◆ Your goal
Lines containing the word "Sagelterlande" are to be located and copied.

◆ Data excerpts
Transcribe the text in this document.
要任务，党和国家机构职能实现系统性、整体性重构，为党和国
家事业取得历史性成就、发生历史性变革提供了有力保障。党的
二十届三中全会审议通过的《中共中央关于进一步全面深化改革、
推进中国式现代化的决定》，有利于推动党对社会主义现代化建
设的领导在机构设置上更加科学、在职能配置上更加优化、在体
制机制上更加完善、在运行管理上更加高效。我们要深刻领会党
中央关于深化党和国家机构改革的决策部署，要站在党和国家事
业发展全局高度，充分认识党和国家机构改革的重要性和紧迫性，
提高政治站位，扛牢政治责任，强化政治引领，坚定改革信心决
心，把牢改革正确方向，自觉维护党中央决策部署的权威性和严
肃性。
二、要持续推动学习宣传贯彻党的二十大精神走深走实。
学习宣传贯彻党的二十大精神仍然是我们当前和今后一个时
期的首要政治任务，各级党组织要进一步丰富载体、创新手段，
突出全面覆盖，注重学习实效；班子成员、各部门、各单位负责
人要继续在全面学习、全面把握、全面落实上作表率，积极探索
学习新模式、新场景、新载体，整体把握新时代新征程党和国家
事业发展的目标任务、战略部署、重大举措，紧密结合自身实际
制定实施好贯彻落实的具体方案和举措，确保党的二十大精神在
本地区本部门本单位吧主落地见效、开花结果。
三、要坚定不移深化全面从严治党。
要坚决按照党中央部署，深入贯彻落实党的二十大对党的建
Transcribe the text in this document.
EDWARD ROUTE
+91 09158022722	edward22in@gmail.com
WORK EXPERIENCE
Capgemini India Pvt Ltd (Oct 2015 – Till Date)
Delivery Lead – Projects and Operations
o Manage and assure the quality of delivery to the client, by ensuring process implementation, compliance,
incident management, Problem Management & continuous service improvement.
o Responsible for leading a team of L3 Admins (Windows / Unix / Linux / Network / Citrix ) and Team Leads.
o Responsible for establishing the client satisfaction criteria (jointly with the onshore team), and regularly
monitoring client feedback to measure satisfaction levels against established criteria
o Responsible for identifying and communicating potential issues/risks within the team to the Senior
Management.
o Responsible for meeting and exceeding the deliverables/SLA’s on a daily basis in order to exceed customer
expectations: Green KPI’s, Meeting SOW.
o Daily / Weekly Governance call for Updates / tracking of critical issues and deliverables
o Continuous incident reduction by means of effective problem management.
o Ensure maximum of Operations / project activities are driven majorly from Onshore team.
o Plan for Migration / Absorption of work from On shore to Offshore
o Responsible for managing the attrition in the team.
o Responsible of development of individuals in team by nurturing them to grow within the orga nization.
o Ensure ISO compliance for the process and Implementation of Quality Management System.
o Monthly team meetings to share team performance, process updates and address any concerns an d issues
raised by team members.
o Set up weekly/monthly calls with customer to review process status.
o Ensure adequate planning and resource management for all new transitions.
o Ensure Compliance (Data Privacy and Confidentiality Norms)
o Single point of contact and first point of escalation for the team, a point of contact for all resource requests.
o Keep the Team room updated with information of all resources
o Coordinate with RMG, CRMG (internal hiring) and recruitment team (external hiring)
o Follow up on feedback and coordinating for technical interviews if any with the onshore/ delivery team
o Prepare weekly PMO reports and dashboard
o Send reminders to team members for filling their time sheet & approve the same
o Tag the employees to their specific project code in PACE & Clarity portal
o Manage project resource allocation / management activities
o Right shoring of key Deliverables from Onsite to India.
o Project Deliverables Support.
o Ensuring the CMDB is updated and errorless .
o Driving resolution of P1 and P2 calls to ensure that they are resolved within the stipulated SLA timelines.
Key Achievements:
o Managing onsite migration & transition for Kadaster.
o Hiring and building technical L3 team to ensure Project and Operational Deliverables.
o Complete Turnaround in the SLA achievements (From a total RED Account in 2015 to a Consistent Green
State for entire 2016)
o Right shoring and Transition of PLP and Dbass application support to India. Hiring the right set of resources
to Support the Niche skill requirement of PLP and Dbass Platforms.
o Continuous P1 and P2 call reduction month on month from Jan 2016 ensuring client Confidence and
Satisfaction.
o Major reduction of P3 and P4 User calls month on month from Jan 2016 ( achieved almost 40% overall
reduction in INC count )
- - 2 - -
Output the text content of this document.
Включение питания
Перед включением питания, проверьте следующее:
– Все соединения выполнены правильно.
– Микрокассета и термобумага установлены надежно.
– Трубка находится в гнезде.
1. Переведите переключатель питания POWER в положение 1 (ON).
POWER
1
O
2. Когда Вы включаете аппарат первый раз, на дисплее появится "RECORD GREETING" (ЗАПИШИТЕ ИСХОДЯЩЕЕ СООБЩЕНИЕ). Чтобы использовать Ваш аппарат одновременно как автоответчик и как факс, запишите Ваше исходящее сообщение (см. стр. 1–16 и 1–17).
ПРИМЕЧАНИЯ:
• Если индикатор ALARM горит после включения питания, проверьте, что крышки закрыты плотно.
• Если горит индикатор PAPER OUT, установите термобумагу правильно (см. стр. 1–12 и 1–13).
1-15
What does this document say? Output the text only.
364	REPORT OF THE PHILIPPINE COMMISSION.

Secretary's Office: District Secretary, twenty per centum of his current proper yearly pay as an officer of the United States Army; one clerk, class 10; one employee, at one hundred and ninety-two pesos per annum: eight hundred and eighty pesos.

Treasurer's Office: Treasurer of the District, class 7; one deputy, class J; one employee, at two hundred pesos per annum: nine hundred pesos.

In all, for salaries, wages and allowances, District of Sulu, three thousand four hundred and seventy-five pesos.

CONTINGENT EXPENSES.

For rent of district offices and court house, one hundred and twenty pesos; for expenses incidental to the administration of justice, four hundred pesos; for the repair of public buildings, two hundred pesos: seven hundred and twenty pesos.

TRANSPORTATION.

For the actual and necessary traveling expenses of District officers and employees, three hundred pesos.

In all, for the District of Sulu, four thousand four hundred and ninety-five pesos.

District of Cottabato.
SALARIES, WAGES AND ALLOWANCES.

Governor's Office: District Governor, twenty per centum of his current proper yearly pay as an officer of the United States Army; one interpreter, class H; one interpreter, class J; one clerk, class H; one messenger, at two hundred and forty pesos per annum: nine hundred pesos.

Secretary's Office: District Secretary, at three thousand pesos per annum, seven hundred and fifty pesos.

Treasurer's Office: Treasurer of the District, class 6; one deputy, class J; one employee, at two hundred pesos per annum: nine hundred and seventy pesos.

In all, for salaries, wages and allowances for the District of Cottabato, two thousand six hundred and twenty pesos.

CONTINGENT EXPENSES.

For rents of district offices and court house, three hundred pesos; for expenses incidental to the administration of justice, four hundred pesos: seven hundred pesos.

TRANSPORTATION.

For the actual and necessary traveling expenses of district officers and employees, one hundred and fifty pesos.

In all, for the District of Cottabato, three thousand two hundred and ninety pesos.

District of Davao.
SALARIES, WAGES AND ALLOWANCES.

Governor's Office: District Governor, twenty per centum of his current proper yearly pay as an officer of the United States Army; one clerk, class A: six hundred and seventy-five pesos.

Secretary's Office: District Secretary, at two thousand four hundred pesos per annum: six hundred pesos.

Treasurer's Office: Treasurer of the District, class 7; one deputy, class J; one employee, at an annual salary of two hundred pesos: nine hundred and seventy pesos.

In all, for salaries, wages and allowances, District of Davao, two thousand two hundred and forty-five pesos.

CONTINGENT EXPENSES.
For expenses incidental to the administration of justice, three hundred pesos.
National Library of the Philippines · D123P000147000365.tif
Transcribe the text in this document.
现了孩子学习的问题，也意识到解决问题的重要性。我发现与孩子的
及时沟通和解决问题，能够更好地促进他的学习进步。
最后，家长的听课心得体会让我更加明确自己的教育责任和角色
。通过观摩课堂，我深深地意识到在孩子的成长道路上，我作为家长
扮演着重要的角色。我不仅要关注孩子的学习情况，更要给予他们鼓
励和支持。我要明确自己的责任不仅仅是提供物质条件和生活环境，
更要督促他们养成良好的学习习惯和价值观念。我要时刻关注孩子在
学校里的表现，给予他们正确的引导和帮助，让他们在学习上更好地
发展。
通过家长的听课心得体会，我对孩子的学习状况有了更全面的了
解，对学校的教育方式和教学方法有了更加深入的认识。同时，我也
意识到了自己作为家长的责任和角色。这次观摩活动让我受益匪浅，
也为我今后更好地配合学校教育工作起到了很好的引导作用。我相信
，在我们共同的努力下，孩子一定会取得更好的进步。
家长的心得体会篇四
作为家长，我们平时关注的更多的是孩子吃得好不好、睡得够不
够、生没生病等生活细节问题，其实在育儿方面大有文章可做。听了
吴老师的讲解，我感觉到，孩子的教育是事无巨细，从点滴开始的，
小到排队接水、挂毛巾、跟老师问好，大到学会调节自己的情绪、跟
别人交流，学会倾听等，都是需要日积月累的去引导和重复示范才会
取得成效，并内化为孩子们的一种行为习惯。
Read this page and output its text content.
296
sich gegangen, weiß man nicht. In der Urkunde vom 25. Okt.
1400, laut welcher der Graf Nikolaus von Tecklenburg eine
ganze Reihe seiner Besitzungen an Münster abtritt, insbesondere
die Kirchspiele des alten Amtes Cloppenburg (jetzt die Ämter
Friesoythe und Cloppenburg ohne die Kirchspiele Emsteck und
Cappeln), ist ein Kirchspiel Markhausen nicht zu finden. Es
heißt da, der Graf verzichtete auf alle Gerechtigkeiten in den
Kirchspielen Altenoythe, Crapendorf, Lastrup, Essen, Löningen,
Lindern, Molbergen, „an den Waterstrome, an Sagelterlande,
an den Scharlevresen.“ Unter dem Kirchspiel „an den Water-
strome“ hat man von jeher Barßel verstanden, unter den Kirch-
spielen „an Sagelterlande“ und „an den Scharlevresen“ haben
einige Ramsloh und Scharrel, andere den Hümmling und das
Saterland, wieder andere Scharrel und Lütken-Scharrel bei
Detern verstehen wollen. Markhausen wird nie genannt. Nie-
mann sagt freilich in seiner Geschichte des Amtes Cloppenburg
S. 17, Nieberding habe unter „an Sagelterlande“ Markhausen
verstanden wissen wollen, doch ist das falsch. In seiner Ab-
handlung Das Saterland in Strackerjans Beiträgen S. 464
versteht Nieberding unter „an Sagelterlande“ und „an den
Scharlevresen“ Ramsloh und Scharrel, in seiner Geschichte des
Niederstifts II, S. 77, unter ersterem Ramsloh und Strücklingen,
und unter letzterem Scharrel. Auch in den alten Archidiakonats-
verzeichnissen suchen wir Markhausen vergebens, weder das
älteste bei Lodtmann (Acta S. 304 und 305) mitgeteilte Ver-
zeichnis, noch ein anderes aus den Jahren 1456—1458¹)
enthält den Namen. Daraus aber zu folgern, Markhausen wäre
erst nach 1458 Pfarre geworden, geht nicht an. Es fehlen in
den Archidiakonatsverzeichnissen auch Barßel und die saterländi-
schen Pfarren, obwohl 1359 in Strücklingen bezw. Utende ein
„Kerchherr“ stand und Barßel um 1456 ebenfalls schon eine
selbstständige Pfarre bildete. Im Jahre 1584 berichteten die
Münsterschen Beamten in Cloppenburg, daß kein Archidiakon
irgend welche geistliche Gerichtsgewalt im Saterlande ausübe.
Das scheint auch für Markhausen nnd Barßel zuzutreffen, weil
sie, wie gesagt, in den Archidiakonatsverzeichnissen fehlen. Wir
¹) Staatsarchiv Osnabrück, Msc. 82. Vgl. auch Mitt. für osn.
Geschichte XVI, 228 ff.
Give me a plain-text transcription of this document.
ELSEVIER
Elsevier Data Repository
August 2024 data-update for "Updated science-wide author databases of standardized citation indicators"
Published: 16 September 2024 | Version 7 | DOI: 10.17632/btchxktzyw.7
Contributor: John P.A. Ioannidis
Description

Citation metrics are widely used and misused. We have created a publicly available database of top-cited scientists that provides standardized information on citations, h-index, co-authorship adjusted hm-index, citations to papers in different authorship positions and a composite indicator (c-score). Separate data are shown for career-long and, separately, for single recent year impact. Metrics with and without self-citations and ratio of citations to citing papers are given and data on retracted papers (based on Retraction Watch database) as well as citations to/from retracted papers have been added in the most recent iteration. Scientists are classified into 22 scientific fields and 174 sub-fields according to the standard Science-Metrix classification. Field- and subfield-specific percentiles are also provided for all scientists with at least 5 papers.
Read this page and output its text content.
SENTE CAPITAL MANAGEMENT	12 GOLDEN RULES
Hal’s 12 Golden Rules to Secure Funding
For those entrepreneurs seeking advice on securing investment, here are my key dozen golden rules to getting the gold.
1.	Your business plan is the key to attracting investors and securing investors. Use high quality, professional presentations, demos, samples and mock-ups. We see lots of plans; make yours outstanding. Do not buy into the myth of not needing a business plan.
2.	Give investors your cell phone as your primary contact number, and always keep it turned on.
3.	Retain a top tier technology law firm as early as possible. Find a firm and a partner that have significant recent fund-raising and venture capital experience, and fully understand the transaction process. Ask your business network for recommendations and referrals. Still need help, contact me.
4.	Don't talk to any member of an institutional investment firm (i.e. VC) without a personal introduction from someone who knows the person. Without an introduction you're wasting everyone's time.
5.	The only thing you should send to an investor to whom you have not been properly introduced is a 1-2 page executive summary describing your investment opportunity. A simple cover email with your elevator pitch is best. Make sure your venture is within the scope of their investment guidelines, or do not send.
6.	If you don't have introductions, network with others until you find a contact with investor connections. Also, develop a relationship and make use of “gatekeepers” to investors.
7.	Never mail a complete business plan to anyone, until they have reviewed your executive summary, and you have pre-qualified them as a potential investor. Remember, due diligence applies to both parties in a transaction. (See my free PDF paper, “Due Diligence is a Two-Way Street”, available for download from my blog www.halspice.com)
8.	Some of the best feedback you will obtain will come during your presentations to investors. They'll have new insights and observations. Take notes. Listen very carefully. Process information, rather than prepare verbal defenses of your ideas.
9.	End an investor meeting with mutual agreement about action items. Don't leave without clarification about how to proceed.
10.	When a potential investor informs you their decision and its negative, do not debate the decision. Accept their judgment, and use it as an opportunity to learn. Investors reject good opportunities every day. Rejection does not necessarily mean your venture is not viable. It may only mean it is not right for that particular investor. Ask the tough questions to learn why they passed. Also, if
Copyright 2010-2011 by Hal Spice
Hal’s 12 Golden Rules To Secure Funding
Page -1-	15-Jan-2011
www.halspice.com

◆ Complete response
Lindern, Molbergen, „an den Waterstrome, an Sagelterlande,
spielen „an Sagelterlande“ und „an den Scharlevresen“ haben
S. 17, Nieberding habe unter „an Sagelterlande“ Markhausen
versteht Nieberding unter „an Sagelterlande“ und „an den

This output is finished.